PROBLEM REQUIREMENTS
Find each line with the word "title" and copy it.

──────── SOURCE RECORDS

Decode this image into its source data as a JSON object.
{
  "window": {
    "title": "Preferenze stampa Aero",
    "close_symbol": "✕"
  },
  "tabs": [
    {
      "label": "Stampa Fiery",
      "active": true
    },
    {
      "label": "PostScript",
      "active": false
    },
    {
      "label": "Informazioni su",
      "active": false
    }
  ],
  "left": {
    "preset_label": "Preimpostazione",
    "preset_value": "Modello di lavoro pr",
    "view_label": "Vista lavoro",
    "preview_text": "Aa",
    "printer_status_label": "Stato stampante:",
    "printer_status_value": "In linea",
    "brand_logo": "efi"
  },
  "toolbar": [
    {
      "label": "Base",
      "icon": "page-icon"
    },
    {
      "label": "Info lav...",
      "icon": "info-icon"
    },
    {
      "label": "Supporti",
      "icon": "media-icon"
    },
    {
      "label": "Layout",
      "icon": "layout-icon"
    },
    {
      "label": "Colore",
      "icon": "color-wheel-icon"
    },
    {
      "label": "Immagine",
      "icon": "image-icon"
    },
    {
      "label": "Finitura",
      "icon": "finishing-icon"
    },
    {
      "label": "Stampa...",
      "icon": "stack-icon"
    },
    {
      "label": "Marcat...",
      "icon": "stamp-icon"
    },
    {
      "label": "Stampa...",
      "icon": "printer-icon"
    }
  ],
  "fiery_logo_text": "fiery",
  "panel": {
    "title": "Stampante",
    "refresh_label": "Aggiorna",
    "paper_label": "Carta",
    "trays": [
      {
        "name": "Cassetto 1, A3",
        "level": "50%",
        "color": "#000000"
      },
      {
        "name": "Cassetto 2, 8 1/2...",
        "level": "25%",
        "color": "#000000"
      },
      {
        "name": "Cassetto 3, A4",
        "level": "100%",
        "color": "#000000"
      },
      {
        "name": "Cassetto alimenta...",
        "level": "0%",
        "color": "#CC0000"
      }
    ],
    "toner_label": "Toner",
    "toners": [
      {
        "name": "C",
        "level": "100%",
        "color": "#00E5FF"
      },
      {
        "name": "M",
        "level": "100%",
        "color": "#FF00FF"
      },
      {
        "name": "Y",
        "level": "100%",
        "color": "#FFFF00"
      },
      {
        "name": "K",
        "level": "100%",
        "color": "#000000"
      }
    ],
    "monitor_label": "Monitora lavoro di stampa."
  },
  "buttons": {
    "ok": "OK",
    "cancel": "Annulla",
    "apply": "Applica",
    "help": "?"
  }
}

────────────────

TASK RESPONSE
    "title": "Preferenze stampa Aero",
    "title": "Stampante",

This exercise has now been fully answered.